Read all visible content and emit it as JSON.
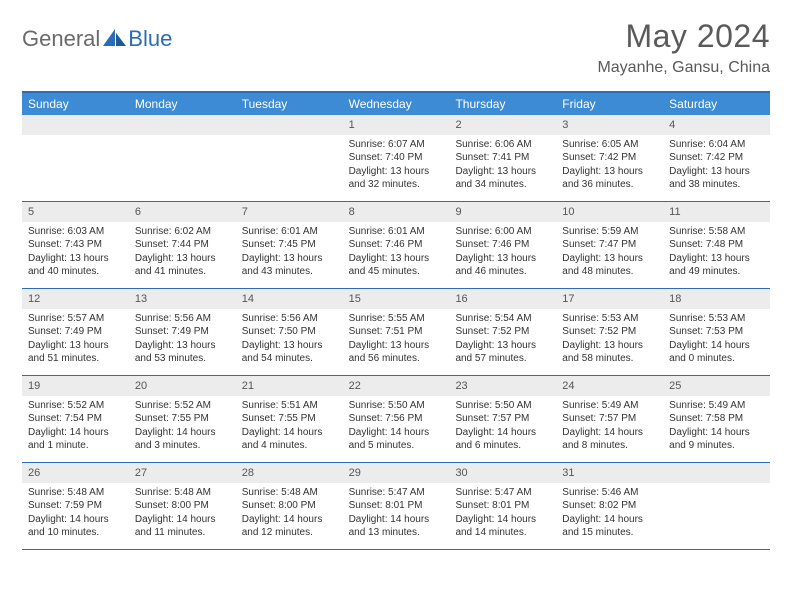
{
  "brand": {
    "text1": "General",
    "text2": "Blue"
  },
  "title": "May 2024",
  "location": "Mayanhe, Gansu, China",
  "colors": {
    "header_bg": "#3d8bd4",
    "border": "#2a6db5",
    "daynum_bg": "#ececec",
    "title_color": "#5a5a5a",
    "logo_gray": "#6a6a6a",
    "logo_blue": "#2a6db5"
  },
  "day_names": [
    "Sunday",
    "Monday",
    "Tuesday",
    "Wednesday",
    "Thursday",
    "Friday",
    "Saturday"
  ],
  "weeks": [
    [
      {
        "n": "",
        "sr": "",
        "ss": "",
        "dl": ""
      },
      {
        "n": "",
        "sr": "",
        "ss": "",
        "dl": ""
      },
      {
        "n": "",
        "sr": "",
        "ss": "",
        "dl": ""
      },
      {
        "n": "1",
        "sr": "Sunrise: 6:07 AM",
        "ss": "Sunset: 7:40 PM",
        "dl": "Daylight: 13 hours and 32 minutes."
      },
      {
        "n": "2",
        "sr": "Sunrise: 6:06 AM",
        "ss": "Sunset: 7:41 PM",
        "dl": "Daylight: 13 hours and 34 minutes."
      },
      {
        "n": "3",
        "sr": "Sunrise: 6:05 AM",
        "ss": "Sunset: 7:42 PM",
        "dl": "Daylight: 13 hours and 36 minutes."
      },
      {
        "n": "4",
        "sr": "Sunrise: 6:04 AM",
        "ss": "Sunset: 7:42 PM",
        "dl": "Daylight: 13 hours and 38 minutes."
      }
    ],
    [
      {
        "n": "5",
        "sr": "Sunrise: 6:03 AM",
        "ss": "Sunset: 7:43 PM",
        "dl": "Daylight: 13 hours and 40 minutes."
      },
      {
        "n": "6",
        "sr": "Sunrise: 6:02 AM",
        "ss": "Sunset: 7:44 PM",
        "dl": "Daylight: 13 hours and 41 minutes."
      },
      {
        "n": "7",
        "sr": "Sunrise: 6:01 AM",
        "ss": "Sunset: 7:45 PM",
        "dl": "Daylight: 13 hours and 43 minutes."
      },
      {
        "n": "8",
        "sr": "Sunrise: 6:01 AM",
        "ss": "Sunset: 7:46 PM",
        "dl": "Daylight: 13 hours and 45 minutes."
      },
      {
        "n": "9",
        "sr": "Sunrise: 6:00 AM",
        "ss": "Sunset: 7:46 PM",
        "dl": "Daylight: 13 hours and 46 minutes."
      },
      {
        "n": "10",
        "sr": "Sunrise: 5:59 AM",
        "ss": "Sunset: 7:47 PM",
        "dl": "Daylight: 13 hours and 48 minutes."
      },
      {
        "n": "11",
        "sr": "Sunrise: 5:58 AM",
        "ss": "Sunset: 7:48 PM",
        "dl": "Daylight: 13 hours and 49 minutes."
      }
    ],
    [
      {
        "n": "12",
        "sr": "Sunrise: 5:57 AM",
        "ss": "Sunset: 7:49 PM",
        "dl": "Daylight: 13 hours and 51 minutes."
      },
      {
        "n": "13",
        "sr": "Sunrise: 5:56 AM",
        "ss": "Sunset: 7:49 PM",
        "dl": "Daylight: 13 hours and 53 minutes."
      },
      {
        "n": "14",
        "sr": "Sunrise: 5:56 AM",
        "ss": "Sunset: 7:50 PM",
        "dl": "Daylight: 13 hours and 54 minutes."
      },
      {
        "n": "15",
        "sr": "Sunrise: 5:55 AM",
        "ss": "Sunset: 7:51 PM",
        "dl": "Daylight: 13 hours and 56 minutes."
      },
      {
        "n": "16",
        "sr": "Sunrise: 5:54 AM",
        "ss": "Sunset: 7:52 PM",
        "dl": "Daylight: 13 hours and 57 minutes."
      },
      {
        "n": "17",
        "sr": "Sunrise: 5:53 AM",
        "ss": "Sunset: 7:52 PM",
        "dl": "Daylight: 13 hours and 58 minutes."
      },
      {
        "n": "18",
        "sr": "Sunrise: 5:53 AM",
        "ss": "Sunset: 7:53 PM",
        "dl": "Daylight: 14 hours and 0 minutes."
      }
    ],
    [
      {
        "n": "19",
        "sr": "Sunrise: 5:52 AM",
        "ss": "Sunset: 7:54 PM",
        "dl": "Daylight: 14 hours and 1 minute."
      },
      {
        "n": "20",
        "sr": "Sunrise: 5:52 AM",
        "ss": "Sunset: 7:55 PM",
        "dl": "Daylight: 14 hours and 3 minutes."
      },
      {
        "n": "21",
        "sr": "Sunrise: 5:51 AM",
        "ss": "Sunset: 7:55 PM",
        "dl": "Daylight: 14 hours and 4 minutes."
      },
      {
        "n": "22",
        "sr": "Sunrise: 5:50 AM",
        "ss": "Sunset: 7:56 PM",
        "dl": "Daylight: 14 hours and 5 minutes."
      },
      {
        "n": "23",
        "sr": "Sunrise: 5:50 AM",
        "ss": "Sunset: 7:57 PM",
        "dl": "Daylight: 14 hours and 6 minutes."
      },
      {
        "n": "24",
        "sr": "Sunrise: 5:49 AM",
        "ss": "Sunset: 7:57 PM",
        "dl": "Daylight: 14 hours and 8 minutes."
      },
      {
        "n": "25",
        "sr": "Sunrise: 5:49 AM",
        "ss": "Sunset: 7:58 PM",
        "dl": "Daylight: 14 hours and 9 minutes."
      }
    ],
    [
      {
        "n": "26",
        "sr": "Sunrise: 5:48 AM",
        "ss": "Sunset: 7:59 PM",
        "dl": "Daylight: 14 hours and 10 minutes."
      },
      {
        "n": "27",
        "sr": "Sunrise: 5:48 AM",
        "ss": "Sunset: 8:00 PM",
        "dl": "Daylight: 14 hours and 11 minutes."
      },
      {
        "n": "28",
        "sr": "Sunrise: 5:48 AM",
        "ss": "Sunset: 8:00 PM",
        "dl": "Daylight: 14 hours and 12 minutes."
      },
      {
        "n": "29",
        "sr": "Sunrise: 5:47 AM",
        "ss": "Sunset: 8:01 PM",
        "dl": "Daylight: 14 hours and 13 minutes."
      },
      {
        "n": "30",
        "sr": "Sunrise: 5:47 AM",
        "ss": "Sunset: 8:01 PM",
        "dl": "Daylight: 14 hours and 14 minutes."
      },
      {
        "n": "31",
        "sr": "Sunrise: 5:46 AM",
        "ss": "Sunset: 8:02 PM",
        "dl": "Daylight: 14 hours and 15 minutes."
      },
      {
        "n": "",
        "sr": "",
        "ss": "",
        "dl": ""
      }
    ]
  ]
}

---

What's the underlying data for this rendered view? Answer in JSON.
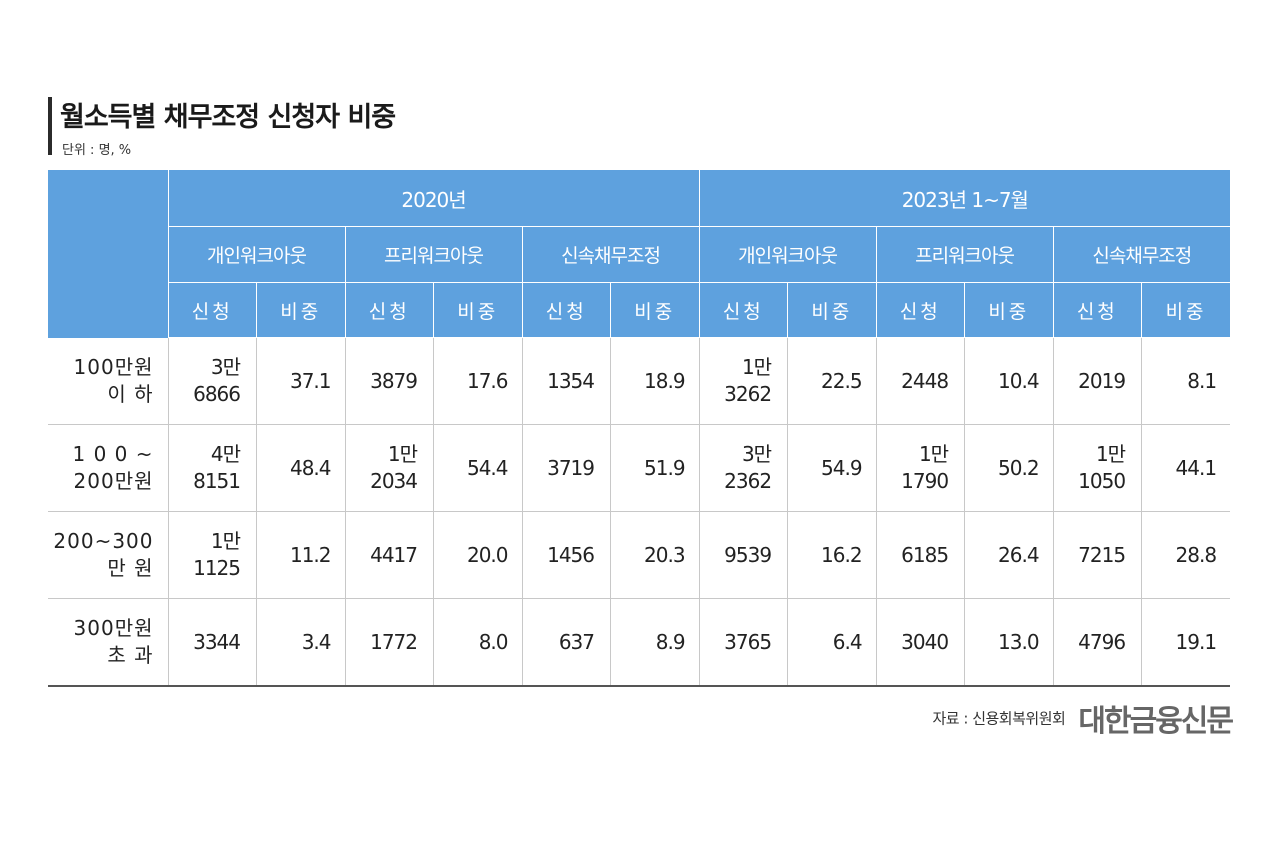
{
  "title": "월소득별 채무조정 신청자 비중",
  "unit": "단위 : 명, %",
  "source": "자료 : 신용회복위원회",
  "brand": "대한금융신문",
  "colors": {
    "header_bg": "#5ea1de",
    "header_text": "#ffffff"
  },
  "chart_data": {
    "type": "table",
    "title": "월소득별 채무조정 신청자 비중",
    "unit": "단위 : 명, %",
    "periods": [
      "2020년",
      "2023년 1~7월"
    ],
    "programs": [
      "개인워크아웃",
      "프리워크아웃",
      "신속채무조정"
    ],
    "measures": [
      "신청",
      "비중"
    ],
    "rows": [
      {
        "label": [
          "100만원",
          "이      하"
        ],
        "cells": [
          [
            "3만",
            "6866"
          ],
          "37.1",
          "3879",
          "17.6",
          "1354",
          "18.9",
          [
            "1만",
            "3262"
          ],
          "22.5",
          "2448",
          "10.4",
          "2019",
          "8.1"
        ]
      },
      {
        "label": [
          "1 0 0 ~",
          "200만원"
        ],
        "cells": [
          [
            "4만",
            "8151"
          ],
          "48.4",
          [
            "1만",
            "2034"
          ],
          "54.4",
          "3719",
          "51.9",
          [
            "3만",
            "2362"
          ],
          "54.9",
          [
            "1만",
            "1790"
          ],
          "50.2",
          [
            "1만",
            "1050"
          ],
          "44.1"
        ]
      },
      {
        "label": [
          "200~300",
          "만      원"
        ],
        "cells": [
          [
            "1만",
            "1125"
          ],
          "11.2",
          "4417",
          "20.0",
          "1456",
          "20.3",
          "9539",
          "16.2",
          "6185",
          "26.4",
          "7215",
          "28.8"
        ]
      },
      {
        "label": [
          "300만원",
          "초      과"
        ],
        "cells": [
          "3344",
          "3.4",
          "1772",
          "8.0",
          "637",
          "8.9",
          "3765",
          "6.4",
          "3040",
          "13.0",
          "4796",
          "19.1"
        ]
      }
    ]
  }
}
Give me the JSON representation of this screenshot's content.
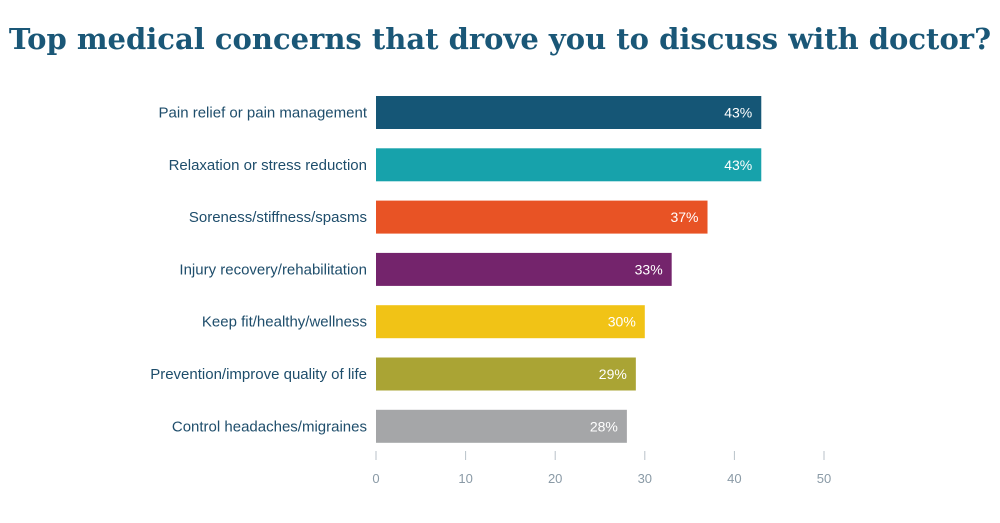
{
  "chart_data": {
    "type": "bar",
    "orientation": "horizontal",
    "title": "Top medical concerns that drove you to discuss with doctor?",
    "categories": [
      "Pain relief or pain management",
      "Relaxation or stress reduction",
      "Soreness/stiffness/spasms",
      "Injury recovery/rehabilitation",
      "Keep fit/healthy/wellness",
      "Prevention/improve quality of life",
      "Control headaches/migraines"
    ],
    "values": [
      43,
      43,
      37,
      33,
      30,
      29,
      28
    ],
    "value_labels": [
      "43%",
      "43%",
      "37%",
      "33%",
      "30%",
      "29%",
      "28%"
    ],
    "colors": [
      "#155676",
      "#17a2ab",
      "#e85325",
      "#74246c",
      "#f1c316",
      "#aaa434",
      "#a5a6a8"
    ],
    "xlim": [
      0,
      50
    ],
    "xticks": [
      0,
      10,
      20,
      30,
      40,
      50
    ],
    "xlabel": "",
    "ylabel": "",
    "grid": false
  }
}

__Instructions to follow__
Locate all lines holding the word "content", then copy them out.

__Exercise solution__
Read all visible content and emit it as JSON.
Give me the JSON representation of this screenshot's content.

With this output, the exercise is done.